Bei den drei Häftlingen handelt es sich um die ehemaligen führenden Mitglieder der zwangsweise aufgelösten religiösen Minderheitsgruppe Gafatar(Fajar-Nusantara-Bewegung). Die Gruppe gehörte zur Glaubensgemeinschaft Millah Abraham, die sich durch eine Mischung religiöser Lehren aus Islam, Christentum und Judentum auszeichnet. Ahmad Mushaddeq, Andry Cahya und Mahful Muis Tumanurung wurden am 25. Mai von der kriminalpolizeilichen Einheit der indonesischen Landespolizei festgenommen und inhaftiert. Ihnen allen wird Blasphemie nach Paragraf 156(a) sowie Landesverrat (makar) auf Grundlage der Paragrafen 107 und 110 des indonesischen Strafgesetzes vorgeworfen.

Am 29. Februar verabschiedeten der Generalstaatsanwalt, der Innenminister sowie der Religionsminister den gemeinsamen Ministerialbeschluss Nr. 93/2016. Nach dieser Rechtsvorschrift, die einen unmittelbaren Verstoß gegen die internationalen Verpflichtungen Indonesiens zum Schutz der Religionsfreiheit darstellt, ist Millah Abraham verboten und gilt als blasphemisch, ihre Anhänger_innen damit als Ketzer_innen.

- Aufgabe -
Schreib den Text über die Gafatar-Häftlinge von „Bei den drei“ bis einschließlich „indonesischen Strafgesetzes vorgeworfen.“ noch einmal ab und tausche dabei „Blasphemie“ gegen „Gotteslästerung“ aus. Die Datensätze spielen dabei keine Rolle.

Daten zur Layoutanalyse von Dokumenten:
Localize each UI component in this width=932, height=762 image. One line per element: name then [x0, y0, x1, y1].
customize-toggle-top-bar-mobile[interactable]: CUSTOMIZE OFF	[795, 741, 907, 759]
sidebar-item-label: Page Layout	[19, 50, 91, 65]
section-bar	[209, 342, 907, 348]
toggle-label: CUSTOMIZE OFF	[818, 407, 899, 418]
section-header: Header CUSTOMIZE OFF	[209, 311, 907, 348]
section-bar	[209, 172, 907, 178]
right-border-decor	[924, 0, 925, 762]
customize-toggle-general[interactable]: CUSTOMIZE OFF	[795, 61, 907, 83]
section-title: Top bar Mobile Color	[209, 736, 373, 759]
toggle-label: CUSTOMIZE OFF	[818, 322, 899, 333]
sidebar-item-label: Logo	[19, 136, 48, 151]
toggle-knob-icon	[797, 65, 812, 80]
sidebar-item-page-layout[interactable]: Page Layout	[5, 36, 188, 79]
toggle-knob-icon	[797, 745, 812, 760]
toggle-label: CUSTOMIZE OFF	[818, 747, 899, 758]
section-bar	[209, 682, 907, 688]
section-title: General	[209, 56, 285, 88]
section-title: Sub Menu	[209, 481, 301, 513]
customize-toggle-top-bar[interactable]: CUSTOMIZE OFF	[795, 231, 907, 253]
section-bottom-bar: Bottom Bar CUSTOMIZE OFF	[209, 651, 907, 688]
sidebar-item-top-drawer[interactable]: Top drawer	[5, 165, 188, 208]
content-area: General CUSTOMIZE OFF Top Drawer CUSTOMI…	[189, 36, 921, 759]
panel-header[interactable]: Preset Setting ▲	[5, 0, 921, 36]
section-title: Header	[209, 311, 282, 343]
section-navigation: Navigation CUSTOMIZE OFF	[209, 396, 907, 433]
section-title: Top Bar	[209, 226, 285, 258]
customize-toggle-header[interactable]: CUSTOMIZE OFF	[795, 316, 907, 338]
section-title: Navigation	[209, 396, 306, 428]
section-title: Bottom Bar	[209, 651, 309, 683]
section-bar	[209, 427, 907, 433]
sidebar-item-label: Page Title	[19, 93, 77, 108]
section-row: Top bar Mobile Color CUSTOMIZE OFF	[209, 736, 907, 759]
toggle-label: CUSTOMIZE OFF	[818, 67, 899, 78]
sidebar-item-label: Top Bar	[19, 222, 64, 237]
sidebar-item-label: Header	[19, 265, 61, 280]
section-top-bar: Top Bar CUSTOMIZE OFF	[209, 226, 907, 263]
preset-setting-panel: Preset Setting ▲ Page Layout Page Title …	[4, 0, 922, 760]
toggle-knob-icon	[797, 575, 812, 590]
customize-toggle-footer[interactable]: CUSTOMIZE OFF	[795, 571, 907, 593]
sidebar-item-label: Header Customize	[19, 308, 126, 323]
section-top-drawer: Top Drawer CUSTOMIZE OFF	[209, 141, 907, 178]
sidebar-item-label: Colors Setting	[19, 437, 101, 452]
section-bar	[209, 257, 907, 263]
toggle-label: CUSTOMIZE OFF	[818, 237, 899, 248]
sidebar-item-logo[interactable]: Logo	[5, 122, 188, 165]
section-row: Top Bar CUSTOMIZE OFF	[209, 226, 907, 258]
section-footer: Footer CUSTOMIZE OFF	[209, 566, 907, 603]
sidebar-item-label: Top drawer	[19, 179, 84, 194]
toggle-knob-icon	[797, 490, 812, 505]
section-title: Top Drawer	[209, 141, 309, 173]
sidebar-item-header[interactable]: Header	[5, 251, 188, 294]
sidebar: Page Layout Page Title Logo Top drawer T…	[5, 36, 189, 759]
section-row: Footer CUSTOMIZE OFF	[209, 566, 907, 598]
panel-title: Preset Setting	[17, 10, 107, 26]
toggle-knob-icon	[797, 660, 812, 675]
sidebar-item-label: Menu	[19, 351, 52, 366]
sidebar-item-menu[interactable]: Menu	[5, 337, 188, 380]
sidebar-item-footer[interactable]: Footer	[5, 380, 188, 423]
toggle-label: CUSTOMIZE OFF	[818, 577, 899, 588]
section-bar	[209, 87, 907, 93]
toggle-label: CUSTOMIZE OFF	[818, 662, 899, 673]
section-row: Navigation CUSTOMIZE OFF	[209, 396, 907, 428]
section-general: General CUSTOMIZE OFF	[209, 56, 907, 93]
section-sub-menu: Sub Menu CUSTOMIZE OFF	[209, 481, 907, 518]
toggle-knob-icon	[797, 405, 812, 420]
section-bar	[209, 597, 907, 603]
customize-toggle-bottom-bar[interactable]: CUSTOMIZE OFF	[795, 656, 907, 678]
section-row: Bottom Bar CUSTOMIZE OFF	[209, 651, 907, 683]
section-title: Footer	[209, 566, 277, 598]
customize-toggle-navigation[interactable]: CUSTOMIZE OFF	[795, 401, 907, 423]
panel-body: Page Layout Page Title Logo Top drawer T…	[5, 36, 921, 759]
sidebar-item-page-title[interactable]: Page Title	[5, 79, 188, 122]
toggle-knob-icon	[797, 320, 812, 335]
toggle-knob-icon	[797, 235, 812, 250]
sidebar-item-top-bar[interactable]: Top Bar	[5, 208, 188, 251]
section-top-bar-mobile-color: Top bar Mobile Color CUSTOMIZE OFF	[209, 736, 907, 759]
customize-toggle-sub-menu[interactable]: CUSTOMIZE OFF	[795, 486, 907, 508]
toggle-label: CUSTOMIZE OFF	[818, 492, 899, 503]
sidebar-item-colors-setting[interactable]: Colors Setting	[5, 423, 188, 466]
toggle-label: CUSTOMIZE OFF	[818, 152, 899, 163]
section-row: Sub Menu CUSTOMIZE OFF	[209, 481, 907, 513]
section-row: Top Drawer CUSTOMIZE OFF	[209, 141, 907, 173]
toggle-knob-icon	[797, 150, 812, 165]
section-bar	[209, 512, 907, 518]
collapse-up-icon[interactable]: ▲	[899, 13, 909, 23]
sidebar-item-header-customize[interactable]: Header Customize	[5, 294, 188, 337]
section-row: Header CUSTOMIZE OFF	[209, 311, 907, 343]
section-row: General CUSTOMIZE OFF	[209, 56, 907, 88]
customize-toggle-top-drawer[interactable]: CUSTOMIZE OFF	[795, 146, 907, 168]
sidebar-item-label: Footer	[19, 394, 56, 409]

- Lösung -
Bei den drei Häftlingen handelt es sich um die ehemaligen führenden Mitglieder der zwangsweise aufgelösten religiösen Minderheitsgruppe Gafatar(Fajar-Nusantara-Bewegung). Die Gruppe gehörte zur Glaubensgemeinschaft Millah Abraham, die sich durch eine Mischung religiöser Lehren aus Islam, Christentum und Judentum auszeichnet. Ahmad Mushaddeq, Andry Cahya und Mahful Muis Tumanurung wurden am 25. Mai von der kriminalpolizeilichen Einheit der indonesischen Landespolizei festgenommen und inhaftiert. Ihnen allen wird Gotteslästerung nach Paragraf 156(a) sowie Landesverrat (makar) auf Grundlage der Paragrafen 107 und 110 des indonesischen Strafgesetzes vorgeworfen.